## begin EXTRACTED DATA

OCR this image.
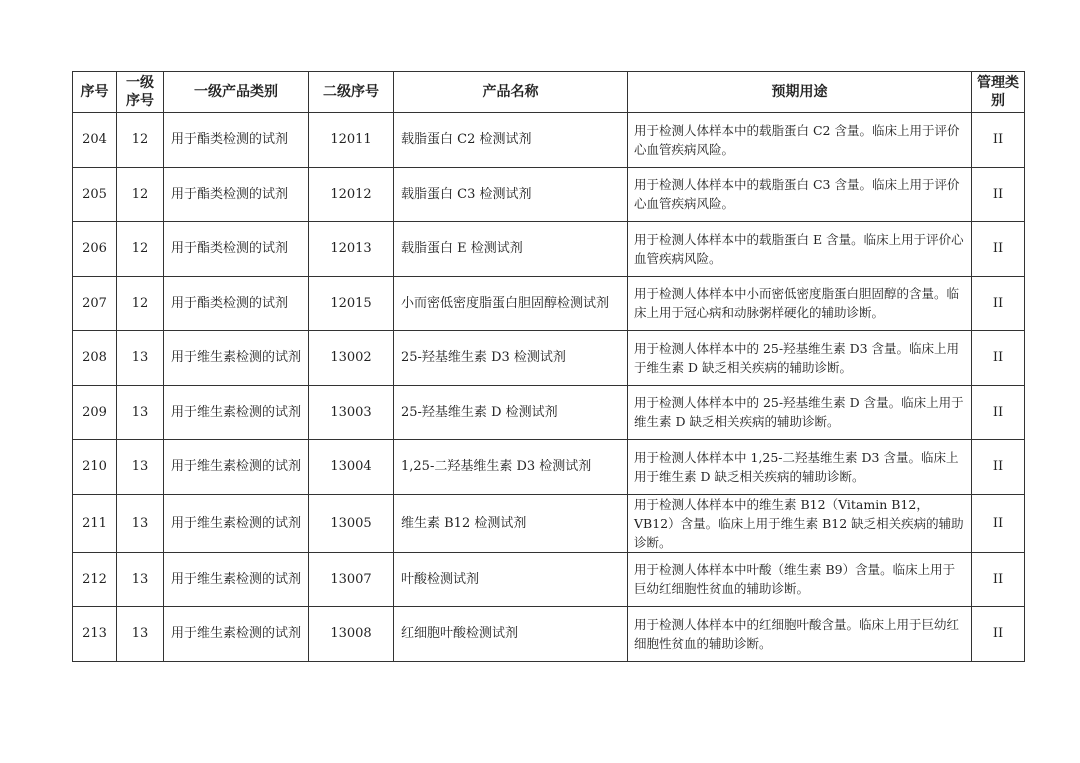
序号	一级序号	一级产品类别	二级序号	产品名称	预期用途	管理类别
204	12	用于酯类检测的试剂	12011	载脂蛋白 C2 检测试剂	用于检测人体样本中的载脂蛋白 C2 含量。临床上用于评价心血管疾病风险。	II
205	12	用于酯类检测的试剂	12012	载脂蛋白 C3 检测试剂	用于检测人体样本中的载脂蛋白 C3 含量。临床上用于评价心血管疾病风险。	II
206	12	用于酯类检测的试剂	12013	载脂蛋白 E 检测试剂	用于检测人体样本中的载脂蛋白 E 含量。临床上用于评价心血管疾病风险。	II
207	12	用于酯类检测的试剂	12015	小而密低密度脂蛋白胆固醇检测试剂	用于检测人体样本中小而密低密度脂蛋白胆固醇的含量。临床上用于冠心病和动脉粥样硬化的辅助诊断。	II
208	13	用于维生素检测的试剂	13002	25-羟基维生素 D3 检测试剂	用于检测人体样本中的 25-羟基维生素 D3 含量。临床上用于维生素 D 缺乏相关疾病的辅助诊断。	II
209	13	用于维生素检测的试剂	13003	25-羟基维生素 D 检测试剂	用于检测人体样本中的 25-羟基维生素 D 含量。临床上用于维生素 D 缺乏相关疾病的辅助诊断。	II
210	13	用于维生素检测的试剂	13004	1,25-二羟基维生素 D3 检测试剂	用于检测人体样本中 1,25-二羟基维生素 D3 含量。临床上用于维生素 D 缺乏相关疾病的辅助诊断。	II
211	13	用于维生素检测的试剂	13005	维生素 B12 检测试剂	用于检测人体样本中的维生素 B12（Vitamin B12，VB12）含量。临床上用于维生素 B12 缺乏相关疾病的辅助诊断。	II
212	13	用于维生素检测的试剂	13007	叶酸检测试剂	用于检测人体样本中叶酸（维生素 B9）含量。临床上用于巨幼红细胞性贫血的辅助诊断。	II
213	13	用于维生素检测的试剂	13008	红细胞叶酸检测试剂	用于检测人体样本中的红细胞叶酸含量。临床上用于巨幼红细胞性贫血的辅助诊断。	II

## end EXTRACTED DATA

**WORK TO COMPLETE:**
Omit pictures; set down the rest of the material word for word.

**EXERCISE ANSWER:**
OCR this image.
序号	一级序号	一级产品类别	二级序号	产品名称	预期用途	管理类别
204	12	用于酯类检测的试剂	12011	载脂蛋白 C2 检测试剂	用于检测人体样本中的载脂蛋白 C2 含量。临床上用于评价心血管疾病风险。	II
205	12	用于酯类检测的试剂	12012	载脂蛋白 C3 检测试剂	用于检测人体样本中的载脂蛋白 C3 含量。临床上用于评价心血管疾病风险。	II
206	12	用于酯类检测的试剂	12013	载脂蛋白 E 检测试剂	用于检测人体样本中的载脂蛋白 E 含量。临床上用于评价心血管疾病风险。	II
207	12	用于酯类检测的试剂	12015	小而密低密度脂蛋白胆固醇检测试剂	用于检测人体样本中小而密低密度脂蛋白胆固醇的含量。临床上用于冠心病和动脉粥样硬化的辅助诊断。	II
208	13	用于维生素检测的试剂	13002	25-羟基维生素 D3 检测试剂	用于检测人体样本中的 25-羟基维生素 D3 含量。临床上用于维生素 D 缺乏相关疾病的辅助诊断。	II
209	13	用于维生素检测的试剂	13003	25-羟基维生素 D 检测试剂	用于检测人体样本中的 25-羟基维生素 D 含量。临床上用于维生素 D 缺乏相关疾病的辅助诊断。	II
210	13	用于维生素检测的试剂	13004	1,25-二羟基维生素 D3 检测试剂	用于检测人体样本中 1,25-二羟基维生素 D3 含量。临床上用于维生素 D 缺乏相关疾病的辅助诊断。	II
211	13	用于维生素检测的试剂	13005	维生素 B12 检测试剂	用于检测人体样本中的维生素 B12（Vitamin B12，VB12）含量。临床上用于维生素 B12 缺乏相关疾病的辅助诊断。	II
212	13	用于维生素检测的试剂	13007	叶酸检测试剂	用于检测人体样本中叶酸（维生素 B9）含量。临床上用于巨幼红细胞性贫血的辅助诊断。	II
213	13	用于维生素检测的试剂	13008	红细胞叶酸检测试剂	用于检测人体样本中的红细胞叶酸含量。临床上用于巨幼红细胞性贫血的辅助诊断。	II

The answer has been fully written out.